GIVEN REQUEST
Return the lines below that carry the word "JSON".

ITEMS
#####
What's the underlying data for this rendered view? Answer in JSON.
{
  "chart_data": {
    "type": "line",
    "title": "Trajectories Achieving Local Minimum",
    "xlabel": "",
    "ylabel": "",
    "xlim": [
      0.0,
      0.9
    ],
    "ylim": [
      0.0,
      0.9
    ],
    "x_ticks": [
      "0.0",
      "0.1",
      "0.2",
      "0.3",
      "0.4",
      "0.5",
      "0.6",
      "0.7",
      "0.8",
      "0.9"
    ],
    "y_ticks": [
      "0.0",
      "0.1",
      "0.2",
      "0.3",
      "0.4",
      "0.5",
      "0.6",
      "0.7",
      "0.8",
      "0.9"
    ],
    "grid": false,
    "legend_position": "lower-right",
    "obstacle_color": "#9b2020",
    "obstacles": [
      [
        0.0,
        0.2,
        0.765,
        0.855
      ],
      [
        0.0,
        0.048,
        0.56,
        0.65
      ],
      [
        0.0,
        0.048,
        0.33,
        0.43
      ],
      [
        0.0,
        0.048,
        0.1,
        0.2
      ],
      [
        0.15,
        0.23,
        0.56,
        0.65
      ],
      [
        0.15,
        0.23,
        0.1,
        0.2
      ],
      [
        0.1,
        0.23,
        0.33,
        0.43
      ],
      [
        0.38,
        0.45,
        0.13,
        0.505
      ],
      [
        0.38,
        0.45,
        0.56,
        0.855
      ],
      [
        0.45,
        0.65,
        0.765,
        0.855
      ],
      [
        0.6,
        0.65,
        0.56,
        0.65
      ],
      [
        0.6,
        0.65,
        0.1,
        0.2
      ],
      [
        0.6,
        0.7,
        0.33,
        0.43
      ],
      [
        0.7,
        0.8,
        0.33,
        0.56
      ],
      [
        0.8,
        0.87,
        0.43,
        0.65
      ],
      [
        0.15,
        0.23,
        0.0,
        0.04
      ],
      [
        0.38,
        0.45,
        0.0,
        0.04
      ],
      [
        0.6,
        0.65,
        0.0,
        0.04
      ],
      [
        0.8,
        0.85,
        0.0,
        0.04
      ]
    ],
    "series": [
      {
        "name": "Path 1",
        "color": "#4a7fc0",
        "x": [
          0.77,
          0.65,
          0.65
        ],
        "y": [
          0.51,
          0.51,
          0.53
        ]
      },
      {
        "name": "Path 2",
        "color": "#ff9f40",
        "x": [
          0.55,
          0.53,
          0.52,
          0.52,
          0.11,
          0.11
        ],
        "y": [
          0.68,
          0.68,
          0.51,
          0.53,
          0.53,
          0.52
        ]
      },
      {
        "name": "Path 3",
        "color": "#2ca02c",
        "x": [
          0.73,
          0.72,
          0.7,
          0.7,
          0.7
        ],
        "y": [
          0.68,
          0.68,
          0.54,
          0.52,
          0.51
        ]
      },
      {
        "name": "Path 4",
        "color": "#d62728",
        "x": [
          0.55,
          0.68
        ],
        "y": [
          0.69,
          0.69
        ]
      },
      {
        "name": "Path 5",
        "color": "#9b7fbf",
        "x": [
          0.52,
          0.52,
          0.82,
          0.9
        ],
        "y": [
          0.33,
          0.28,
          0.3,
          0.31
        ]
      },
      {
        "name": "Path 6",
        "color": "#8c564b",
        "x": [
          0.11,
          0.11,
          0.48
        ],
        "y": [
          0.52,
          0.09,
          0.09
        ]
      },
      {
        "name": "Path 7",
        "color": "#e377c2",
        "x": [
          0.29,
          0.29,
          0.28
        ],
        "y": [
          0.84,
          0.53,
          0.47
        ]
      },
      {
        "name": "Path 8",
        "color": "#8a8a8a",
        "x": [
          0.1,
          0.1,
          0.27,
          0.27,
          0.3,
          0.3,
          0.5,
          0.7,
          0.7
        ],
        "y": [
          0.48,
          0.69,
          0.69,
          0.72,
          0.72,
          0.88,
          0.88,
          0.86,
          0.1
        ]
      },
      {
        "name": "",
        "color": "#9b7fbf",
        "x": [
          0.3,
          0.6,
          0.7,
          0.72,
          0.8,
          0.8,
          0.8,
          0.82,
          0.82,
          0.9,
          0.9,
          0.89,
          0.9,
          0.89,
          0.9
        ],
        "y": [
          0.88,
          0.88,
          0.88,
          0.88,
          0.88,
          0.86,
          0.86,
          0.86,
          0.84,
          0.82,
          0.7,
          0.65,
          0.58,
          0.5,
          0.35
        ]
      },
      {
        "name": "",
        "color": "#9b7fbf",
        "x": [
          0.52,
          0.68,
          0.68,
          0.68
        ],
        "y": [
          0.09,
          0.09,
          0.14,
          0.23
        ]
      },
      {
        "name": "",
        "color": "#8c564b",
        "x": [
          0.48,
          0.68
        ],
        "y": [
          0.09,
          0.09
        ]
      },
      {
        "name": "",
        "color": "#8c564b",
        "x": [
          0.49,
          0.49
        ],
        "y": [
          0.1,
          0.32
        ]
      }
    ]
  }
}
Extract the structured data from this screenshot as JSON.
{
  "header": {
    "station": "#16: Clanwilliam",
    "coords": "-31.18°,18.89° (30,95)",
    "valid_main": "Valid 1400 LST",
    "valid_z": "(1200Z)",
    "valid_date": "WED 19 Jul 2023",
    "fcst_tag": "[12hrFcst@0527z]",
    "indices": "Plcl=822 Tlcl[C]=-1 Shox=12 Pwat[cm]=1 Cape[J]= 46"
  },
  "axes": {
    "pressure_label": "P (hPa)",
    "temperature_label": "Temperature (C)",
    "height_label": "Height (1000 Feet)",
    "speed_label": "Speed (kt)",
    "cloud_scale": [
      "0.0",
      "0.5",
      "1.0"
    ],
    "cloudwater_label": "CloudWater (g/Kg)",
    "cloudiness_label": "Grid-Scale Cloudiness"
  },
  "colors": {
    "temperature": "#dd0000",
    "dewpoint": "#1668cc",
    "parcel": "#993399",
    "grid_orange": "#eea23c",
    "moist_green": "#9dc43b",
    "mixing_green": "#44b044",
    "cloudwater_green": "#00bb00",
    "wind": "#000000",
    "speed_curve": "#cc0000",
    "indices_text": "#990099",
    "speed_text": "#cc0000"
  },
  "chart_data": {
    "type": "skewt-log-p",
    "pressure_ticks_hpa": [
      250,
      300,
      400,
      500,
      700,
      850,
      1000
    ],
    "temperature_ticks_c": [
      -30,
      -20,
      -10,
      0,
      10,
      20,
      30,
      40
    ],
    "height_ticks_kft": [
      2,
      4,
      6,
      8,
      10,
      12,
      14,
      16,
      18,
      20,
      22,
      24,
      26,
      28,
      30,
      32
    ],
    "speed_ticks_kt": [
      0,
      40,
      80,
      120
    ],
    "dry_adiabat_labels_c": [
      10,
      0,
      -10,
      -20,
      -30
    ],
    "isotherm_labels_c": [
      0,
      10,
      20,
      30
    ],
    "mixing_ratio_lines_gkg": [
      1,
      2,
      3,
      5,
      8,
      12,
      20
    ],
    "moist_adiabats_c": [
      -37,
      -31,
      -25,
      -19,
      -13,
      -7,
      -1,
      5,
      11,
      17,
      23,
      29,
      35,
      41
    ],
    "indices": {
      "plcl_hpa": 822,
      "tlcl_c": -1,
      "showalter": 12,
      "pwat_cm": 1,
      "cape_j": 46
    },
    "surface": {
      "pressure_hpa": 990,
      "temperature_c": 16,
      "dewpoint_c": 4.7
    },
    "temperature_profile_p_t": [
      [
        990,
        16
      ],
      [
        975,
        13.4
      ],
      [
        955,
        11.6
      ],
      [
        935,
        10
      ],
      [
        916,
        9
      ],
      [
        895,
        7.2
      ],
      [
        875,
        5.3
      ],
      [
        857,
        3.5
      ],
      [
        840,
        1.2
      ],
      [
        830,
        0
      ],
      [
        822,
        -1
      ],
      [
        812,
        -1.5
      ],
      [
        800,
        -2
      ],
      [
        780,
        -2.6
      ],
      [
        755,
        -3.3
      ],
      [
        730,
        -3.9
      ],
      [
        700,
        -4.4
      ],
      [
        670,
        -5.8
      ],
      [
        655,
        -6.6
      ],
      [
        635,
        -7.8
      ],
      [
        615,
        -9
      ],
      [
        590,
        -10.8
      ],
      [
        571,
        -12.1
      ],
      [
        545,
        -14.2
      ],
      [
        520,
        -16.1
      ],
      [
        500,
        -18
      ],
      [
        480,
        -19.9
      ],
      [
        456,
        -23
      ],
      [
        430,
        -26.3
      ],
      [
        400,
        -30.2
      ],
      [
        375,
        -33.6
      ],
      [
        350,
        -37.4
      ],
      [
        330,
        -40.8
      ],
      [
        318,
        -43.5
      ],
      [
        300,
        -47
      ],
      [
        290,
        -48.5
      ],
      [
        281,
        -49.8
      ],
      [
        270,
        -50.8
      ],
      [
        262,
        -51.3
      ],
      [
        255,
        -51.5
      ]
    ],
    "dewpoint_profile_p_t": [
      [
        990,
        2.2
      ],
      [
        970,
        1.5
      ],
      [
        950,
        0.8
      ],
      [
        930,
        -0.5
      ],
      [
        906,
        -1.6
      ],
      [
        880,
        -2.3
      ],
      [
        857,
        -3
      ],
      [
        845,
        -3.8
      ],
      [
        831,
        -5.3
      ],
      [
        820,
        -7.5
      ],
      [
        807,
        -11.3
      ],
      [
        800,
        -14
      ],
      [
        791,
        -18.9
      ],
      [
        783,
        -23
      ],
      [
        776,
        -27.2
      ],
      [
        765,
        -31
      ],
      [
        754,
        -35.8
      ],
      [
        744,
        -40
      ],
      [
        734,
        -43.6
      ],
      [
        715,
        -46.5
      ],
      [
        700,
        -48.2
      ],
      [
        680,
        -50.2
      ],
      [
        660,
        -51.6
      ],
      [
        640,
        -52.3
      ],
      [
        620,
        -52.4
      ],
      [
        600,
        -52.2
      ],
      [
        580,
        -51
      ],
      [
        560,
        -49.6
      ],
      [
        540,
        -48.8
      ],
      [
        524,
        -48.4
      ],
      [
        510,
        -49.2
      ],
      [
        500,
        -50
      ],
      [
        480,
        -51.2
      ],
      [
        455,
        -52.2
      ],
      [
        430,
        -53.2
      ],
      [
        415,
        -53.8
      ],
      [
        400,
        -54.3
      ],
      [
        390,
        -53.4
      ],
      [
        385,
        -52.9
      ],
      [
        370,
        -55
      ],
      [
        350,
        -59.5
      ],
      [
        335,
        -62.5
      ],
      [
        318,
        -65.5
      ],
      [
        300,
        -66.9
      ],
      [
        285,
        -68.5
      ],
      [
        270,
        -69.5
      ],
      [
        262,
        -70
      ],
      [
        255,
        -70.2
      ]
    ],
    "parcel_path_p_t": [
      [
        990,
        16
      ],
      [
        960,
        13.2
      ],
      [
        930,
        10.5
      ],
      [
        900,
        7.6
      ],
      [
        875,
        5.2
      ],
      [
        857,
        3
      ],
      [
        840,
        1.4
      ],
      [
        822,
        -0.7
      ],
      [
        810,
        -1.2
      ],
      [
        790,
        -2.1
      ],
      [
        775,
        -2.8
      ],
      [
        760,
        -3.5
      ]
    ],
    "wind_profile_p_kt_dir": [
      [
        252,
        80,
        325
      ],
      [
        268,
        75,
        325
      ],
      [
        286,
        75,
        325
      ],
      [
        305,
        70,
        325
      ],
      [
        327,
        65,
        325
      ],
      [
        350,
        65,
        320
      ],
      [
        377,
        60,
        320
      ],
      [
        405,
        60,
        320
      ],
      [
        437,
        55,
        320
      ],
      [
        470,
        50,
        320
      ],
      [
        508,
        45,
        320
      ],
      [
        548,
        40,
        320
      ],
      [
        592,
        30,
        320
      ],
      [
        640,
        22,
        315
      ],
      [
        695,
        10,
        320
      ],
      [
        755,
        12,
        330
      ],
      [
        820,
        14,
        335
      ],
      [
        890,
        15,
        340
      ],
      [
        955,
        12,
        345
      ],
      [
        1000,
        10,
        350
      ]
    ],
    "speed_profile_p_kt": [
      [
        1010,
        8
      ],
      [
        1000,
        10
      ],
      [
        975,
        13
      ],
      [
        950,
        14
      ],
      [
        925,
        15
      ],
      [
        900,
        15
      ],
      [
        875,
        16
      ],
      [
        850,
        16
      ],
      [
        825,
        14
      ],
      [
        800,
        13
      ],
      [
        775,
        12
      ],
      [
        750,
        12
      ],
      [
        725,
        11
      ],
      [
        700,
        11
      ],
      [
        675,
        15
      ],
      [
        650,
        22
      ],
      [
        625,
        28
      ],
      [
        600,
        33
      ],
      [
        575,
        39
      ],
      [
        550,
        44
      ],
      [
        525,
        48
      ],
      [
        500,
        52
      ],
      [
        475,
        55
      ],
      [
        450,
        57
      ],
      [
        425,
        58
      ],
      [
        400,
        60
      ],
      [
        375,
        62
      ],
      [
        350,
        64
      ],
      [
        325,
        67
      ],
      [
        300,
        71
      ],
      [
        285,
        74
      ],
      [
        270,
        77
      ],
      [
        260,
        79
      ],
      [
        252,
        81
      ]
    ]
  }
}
#####
RESULT OF THE EXERCISE
What's the underlying data for this rendered view? Answer in JSON.
Extract the structured data from this screenshot as JSON.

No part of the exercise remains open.